### Problem to work on
Reproduce the lines below verbatim: begin at the line that contains "mpc-type-value: Explicit: [36, 197, 65, 207]" and stop after the line that contains "auto-execute-option[interactable]: ✓ Auto", including both of those lines.

(Box coordinate listings)
============

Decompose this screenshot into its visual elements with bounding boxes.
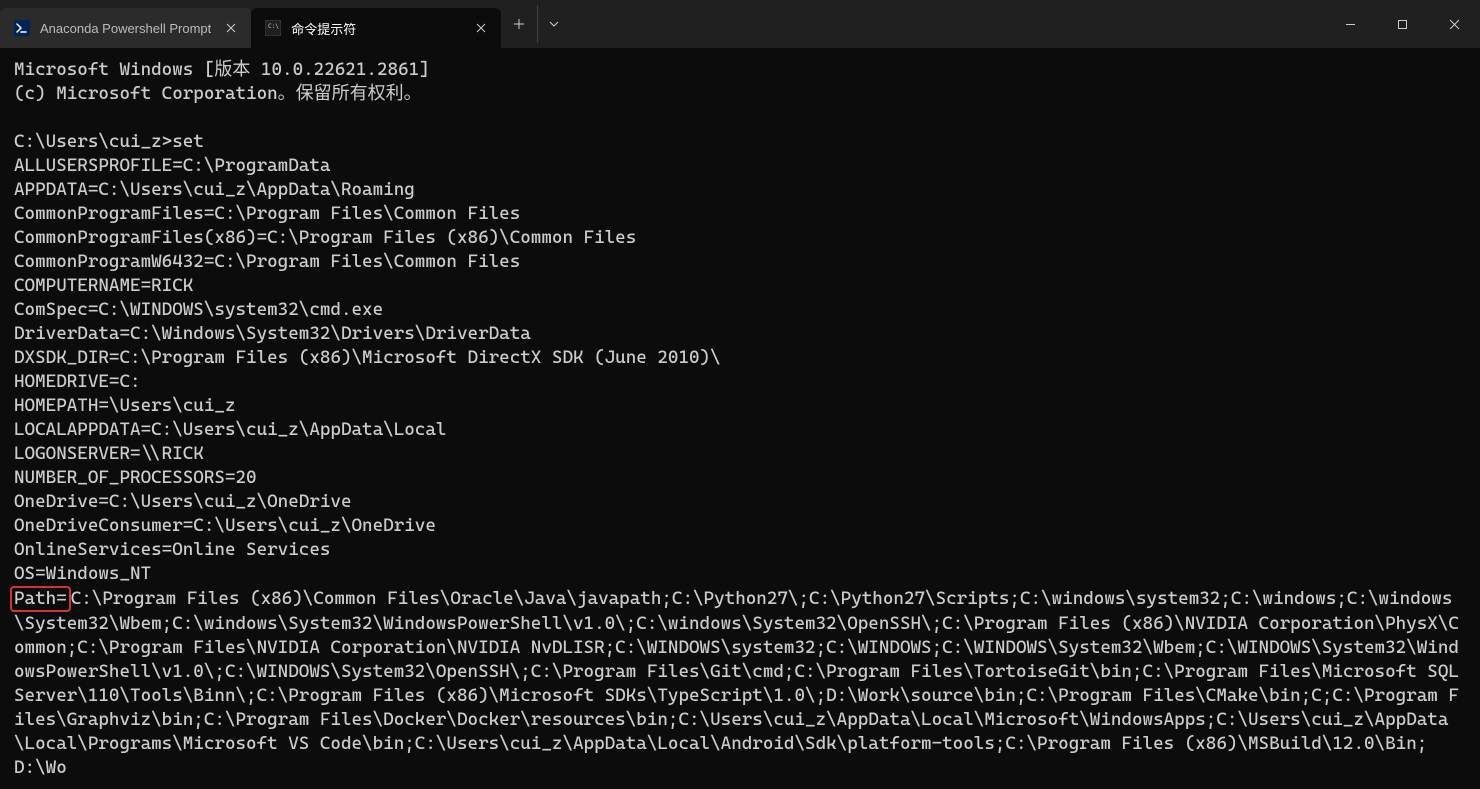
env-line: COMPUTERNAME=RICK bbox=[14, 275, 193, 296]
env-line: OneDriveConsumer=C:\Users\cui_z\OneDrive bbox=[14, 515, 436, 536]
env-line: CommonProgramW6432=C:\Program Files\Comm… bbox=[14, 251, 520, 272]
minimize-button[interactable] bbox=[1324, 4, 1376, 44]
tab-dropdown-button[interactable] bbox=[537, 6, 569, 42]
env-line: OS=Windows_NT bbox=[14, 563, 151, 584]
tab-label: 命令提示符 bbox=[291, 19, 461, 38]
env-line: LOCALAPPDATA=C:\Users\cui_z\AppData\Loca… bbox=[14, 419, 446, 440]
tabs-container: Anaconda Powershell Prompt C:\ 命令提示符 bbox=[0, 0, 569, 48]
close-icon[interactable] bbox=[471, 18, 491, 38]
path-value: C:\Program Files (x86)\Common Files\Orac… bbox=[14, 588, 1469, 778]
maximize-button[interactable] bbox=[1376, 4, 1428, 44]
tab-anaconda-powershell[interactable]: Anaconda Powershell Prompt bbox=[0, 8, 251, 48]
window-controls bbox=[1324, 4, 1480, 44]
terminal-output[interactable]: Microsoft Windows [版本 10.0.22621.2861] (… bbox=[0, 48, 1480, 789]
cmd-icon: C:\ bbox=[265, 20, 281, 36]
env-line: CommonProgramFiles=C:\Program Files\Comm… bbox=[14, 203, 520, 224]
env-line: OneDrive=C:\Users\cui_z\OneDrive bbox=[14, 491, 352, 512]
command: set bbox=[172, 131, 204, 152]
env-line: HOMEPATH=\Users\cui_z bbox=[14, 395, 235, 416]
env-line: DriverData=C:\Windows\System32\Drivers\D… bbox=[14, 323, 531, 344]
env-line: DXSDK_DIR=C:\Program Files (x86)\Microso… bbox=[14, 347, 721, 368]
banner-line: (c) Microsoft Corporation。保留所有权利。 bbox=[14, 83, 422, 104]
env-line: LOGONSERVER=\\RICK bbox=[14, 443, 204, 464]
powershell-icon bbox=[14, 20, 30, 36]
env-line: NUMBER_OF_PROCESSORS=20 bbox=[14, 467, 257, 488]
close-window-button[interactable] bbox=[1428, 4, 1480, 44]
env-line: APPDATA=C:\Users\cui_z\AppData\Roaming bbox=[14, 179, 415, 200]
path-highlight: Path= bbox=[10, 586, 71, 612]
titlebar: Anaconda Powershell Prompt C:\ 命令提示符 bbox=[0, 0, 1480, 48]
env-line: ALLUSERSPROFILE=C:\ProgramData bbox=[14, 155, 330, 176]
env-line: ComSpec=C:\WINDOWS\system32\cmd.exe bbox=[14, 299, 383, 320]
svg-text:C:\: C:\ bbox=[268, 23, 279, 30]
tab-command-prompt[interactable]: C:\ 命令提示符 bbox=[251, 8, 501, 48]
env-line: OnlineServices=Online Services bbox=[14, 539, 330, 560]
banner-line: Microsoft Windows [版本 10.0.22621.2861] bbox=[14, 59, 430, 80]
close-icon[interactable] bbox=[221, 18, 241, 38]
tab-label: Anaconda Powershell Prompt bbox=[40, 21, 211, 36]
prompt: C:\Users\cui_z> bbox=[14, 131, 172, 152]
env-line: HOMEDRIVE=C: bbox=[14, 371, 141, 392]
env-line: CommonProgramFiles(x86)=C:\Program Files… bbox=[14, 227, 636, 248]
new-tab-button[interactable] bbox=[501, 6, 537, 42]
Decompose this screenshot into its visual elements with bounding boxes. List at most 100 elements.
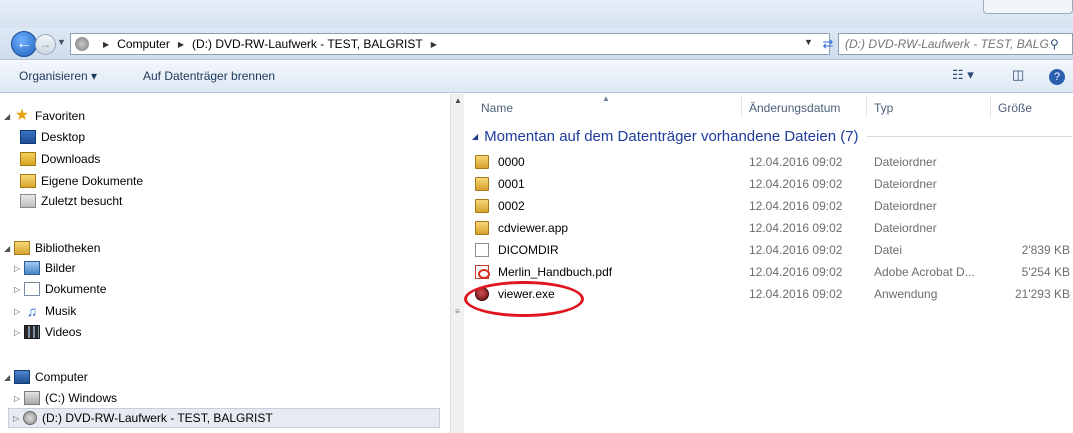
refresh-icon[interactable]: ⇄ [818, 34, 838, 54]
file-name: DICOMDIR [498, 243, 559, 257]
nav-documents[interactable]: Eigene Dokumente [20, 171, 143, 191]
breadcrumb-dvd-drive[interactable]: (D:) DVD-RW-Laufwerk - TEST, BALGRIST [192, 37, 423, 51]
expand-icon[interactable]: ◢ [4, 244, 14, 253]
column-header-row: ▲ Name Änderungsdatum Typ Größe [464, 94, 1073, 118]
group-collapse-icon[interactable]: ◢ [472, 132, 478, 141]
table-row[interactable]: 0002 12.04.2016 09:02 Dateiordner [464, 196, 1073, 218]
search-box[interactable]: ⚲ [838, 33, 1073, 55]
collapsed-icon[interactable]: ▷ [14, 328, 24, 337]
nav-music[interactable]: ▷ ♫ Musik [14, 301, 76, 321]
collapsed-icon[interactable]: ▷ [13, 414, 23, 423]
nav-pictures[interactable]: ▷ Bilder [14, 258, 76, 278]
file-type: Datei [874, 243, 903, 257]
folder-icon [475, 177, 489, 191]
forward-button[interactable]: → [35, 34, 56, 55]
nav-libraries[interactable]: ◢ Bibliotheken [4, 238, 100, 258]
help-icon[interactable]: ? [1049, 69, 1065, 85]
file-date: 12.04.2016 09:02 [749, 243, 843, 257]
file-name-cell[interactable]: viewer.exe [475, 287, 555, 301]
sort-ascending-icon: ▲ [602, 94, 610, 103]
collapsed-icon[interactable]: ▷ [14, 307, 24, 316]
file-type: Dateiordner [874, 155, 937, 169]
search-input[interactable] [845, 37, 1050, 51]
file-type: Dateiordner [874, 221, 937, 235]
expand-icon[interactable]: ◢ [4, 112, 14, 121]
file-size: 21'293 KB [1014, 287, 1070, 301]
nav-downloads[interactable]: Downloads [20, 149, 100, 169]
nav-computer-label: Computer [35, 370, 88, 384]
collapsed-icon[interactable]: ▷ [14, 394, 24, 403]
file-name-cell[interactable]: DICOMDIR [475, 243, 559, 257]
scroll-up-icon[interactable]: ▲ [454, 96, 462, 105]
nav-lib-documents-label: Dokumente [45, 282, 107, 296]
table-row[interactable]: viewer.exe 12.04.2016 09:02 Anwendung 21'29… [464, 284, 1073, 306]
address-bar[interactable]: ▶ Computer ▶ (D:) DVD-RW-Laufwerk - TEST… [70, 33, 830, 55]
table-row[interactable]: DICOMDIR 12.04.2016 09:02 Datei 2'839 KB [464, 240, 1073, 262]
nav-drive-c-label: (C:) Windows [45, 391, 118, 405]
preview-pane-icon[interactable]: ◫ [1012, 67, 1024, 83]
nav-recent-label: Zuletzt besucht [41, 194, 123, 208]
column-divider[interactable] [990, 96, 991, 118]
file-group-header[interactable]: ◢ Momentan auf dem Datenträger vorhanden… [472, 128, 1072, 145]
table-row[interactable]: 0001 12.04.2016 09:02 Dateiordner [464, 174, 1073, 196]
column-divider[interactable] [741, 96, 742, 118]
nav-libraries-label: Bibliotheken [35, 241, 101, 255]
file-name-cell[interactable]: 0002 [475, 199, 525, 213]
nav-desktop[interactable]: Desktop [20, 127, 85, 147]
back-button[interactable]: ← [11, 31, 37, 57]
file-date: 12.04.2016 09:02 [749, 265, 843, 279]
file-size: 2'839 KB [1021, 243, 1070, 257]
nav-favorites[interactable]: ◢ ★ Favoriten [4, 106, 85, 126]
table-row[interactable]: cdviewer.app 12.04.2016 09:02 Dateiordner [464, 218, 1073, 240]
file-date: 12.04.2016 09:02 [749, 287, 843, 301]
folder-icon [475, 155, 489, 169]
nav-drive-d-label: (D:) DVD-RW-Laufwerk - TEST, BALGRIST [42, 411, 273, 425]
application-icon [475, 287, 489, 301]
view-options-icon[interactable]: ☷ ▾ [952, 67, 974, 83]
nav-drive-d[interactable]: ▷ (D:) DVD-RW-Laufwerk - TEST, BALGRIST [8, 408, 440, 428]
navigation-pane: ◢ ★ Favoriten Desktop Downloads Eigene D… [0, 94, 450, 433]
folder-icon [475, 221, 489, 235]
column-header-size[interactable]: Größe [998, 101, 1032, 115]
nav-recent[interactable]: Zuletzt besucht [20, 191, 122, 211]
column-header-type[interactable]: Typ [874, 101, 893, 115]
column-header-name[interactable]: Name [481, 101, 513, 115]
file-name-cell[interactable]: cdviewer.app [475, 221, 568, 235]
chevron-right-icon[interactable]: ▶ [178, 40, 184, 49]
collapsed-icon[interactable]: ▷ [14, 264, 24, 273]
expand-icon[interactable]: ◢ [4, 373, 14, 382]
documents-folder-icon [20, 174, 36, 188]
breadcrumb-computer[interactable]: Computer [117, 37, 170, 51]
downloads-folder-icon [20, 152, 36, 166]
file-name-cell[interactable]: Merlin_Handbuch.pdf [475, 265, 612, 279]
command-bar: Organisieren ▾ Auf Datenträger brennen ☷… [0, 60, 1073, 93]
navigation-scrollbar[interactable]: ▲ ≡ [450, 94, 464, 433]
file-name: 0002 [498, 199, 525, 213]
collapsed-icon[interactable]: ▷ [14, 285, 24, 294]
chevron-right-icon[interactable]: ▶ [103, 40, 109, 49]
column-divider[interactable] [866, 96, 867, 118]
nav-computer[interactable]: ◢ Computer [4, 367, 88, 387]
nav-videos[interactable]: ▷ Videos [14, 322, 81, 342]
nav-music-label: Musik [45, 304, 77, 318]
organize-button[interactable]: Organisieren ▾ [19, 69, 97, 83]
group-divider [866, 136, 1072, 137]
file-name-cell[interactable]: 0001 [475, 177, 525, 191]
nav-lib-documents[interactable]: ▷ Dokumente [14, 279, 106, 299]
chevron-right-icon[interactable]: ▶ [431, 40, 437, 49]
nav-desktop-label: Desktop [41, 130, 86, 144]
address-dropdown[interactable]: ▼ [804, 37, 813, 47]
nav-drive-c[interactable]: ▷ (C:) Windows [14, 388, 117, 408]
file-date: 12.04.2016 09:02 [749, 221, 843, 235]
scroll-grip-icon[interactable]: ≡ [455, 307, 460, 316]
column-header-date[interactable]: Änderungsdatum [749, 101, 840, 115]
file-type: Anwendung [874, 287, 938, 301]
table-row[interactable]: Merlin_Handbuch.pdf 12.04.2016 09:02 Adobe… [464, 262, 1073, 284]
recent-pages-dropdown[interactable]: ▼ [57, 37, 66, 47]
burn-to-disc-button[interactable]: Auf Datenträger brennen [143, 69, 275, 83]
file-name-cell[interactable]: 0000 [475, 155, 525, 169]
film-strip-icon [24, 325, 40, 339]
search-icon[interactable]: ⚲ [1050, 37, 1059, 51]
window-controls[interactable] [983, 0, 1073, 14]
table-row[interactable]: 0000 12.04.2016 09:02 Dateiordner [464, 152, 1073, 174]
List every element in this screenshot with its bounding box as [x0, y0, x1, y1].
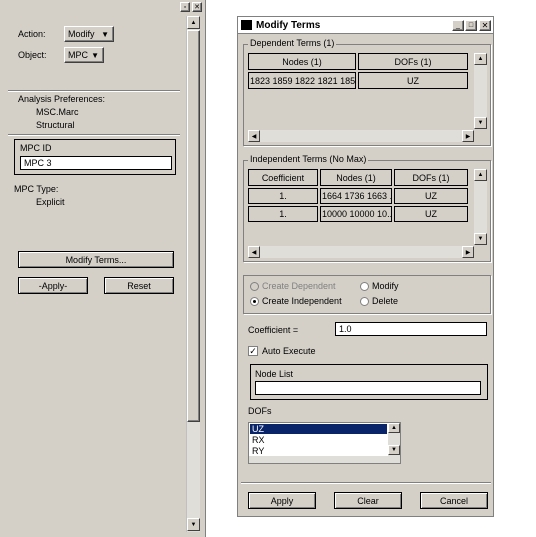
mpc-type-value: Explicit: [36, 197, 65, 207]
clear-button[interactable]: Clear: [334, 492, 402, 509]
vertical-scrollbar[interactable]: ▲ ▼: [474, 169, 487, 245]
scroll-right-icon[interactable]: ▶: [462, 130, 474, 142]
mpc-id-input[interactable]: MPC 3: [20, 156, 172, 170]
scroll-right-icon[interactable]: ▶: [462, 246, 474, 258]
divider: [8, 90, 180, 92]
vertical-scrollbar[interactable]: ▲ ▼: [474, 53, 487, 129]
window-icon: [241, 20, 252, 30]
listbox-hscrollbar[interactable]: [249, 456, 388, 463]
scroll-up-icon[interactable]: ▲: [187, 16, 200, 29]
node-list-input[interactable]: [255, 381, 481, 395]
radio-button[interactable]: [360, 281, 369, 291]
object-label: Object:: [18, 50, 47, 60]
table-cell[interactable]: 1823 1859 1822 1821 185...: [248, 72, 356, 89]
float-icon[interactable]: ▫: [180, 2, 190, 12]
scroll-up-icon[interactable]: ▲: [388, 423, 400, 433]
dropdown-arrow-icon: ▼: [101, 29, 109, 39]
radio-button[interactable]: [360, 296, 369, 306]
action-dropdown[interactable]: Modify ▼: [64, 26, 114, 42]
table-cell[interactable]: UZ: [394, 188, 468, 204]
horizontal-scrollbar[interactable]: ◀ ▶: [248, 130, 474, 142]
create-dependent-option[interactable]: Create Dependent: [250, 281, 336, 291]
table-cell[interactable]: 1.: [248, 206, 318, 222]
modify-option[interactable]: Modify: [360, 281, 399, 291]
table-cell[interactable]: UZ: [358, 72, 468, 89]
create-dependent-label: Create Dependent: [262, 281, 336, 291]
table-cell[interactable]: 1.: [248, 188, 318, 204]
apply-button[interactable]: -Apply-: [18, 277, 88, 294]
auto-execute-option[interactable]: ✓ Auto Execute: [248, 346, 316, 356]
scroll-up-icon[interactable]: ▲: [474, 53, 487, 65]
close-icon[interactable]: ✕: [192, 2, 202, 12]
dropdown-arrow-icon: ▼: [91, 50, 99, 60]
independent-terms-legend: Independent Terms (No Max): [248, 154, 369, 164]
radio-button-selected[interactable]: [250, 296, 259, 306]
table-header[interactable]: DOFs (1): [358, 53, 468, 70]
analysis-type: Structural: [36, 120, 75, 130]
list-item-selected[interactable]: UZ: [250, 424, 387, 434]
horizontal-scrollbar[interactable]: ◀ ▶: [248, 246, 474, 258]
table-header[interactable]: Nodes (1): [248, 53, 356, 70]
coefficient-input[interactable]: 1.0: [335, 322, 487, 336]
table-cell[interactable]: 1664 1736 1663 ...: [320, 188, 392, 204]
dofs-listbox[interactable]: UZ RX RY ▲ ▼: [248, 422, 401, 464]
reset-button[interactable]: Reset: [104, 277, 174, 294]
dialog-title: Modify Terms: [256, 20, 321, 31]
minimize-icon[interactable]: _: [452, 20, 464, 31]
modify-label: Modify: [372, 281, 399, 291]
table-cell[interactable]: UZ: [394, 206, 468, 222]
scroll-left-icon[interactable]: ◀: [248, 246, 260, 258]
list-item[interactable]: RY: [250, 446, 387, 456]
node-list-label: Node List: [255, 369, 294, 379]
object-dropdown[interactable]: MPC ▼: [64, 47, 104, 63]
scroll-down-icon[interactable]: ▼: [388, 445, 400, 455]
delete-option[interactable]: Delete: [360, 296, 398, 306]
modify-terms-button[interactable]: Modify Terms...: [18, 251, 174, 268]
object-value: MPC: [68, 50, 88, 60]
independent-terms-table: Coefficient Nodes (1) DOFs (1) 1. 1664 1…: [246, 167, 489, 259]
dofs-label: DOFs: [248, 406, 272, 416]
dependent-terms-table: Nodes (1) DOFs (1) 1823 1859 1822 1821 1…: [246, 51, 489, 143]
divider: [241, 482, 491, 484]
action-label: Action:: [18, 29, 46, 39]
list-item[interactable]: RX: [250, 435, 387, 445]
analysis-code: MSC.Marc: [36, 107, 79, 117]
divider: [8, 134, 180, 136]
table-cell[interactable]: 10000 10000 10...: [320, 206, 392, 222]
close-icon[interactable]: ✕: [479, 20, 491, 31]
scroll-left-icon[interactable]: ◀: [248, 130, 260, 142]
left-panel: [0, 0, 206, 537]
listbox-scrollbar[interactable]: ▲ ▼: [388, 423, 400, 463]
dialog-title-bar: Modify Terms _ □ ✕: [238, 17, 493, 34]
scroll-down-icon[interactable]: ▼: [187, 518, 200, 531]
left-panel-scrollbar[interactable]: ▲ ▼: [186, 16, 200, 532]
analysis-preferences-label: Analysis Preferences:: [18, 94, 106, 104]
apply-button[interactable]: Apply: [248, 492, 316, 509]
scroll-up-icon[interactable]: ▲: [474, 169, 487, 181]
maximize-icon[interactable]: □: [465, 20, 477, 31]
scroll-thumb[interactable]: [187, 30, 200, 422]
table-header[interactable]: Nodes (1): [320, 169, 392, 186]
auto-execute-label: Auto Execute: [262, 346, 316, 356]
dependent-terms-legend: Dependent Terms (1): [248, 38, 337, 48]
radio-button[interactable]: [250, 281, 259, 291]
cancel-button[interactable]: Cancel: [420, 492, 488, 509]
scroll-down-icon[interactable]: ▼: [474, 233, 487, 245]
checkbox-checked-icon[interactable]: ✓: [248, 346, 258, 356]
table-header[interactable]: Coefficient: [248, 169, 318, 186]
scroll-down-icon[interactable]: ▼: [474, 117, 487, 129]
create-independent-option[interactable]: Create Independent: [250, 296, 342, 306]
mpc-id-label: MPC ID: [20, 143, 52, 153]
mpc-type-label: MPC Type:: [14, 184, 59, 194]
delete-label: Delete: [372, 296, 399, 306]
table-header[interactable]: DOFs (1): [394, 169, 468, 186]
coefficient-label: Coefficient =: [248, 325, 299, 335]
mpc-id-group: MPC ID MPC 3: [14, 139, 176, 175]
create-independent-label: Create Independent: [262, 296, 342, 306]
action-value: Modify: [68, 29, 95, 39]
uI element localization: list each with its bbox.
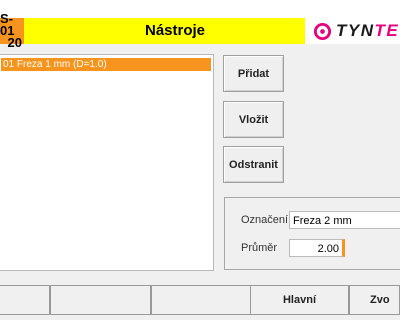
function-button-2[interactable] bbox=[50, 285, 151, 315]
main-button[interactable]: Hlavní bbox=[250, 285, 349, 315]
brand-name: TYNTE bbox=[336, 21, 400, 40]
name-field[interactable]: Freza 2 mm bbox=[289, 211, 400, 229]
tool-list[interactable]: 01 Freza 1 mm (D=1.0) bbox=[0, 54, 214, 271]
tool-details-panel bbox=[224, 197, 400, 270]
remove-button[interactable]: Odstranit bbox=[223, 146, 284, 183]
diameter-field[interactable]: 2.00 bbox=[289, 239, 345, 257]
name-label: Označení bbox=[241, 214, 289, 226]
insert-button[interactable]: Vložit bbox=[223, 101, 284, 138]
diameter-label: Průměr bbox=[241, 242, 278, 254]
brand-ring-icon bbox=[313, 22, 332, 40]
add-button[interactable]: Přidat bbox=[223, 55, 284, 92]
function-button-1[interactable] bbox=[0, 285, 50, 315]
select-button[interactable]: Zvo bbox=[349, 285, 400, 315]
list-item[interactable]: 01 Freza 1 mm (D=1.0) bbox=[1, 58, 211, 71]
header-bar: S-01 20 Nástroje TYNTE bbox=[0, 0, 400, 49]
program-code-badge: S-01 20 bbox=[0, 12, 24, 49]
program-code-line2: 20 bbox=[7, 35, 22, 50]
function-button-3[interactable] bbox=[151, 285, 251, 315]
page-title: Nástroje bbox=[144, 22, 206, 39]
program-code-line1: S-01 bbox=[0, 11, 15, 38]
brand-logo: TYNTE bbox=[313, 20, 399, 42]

============

### Answer to this exercise
mpc-type-value: Explicit: [36, 197, 65, 207]
clear-button[interactable]: Clear: [334, 492, 402, 509]
vertical-scrollbar[interactable]: ▲ ▼: [474, 169, 487, 245]
scroll-right-icon[interactable]: ▶: [462, 130, 474, 142]
mpc-id-input[interactable]: MPC 3: [20, 156, 172, 170]
scroll-right-icon[interactable]: ▶: [462, 246, 474, 258]
divider: [8, 90, 180, 92]
vertical-scrollbar[interactable]: ▲ ▼: [474, 53, 487, 129]
window-icon: [241, 20, 252, 30]
listbox-hscrollbar[interactable]: [249, 456, 388, 463]
scroll-up-icon[interactable]: ▲: [187, 16, 200, 29]
node-list-input[interactable]: [255, 381, 481, 395]
radio-button[interactable]: [360, 281, 369, 291]
object-label: Object:: [18, 50, 47, 60]
table-cell[interactable]: 1823 1859 1822 1821 185...: [248, 72, 356, 89]
float-icon[interactable]: ▫: [180, 2, 190, 12]
scroll-up-icon[interactable]: ▲: [388, 423, 400, 433]
dropdown-arrow-icon: ▼: [101, 29, 109, 39]
radio-button[interactable]: [360, 296, 369, 306]
action-dropdown[interactable]: Modify ▼: [64, 26, 114, 42]
table-cell[interactable]: UZ: [394, 188, 468, 204]
horizontal-scrollbar[interactable]: ◀ ▶: [248, 130, 474, 142]
create-dependent-option[interactable]: Create Dependent: [250, 281, 336, 291]
table-cell[interactable]: 1.: [248, 206, 318, 222]
modify-option[interactable]: Modify: [360, 281, 399, 291]
table-cell[interactable]: UZ: [358, 72, 468, 89]
create-dependent-label: Create Dependent: [262, 281, 336, 291]
table-cell[interactable]: 1.: [248, 188, 318, 204]
apply-button[interactable]: -Apply-: [18, 277, 88, 294]
auto-execute-option[interactable]: ✓ Auto Execute: [248, 346, 316, 356]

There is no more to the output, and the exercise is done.